State how many lines hold the word "down", with no other words.
* begin Material provided *
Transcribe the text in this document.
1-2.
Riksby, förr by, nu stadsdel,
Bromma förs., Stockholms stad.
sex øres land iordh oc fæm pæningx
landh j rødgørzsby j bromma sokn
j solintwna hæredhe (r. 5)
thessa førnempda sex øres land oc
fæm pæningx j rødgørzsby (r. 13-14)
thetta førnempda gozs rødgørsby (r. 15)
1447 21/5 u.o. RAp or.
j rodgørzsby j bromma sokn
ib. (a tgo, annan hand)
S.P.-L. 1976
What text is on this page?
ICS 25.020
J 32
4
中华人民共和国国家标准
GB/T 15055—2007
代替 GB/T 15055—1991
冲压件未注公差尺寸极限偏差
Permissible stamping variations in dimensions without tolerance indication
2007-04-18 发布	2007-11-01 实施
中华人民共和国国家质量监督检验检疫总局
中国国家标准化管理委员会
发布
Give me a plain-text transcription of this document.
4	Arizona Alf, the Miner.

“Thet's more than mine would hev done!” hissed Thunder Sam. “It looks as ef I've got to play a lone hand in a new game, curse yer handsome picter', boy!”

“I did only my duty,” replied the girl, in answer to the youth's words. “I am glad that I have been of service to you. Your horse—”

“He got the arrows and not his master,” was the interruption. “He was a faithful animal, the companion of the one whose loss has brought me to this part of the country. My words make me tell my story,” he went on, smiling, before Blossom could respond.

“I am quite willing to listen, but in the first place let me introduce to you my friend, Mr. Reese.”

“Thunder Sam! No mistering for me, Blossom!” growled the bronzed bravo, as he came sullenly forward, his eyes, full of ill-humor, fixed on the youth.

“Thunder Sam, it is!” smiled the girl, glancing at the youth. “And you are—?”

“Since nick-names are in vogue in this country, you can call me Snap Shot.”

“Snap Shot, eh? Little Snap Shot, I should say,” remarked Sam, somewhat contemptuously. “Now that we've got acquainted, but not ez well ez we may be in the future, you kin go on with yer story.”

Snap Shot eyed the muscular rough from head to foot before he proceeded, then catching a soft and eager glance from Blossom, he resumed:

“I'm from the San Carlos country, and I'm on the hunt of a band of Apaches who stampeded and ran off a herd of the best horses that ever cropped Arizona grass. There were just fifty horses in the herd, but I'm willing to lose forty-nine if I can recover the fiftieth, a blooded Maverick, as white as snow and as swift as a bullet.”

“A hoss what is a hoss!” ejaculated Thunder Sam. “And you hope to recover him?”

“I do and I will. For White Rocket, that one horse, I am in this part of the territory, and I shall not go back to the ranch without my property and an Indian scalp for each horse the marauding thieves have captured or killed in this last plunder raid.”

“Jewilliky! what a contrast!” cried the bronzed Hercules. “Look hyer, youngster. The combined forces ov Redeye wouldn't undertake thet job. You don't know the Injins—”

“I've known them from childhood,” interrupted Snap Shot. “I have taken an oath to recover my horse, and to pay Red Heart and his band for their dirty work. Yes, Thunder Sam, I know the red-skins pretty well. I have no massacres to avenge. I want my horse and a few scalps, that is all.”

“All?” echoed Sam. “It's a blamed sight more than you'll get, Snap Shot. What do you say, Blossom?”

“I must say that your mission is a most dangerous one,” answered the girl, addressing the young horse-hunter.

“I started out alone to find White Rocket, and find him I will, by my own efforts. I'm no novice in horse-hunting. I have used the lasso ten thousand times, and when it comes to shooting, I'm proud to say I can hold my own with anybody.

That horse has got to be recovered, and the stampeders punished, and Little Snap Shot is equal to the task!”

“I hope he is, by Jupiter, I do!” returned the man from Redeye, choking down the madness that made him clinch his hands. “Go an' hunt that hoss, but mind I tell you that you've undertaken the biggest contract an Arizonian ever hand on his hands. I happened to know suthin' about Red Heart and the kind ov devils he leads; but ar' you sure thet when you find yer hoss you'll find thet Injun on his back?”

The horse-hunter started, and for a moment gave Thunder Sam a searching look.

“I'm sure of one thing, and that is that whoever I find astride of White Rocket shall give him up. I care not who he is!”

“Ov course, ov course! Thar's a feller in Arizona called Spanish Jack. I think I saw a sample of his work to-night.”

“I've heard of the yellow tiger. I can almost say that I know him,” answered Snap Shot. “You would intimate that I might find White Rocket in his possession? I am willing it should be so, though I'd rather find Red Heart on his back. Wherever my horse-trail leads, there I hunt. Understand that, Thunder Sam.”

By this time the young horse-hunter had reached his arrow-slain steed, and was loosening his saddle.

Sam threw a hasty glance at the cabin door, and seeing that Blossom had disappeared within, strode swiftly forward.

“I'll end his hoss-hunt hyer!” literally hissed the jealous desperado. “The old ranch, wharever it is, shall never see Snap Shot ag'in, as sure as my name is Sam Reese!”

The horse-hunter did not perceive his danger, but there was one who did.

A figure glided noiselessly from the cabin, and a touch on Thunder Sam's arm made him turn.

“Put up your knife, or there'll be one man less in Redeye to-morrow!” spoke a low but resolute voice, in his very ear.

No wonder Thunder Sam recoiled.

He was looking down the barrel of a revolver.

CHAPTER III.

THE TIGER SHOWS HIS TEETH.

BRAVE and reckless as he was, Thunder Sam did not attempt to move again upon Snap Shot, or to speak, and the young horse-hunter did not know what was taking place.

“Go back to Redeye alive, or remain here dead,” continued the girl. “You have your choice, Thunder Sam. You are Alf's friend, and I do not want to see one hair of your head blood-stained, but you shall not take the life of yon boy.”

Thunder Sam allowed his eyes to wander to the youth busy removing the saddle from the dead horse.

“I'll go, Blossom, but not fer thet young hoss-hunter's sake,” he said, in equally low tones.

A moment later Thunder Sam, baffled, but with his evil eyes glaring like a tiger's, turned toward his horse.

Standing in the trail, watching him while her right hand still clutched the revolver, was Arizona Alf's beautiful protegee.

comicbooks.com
* end Material provided *
[Result of this task] 2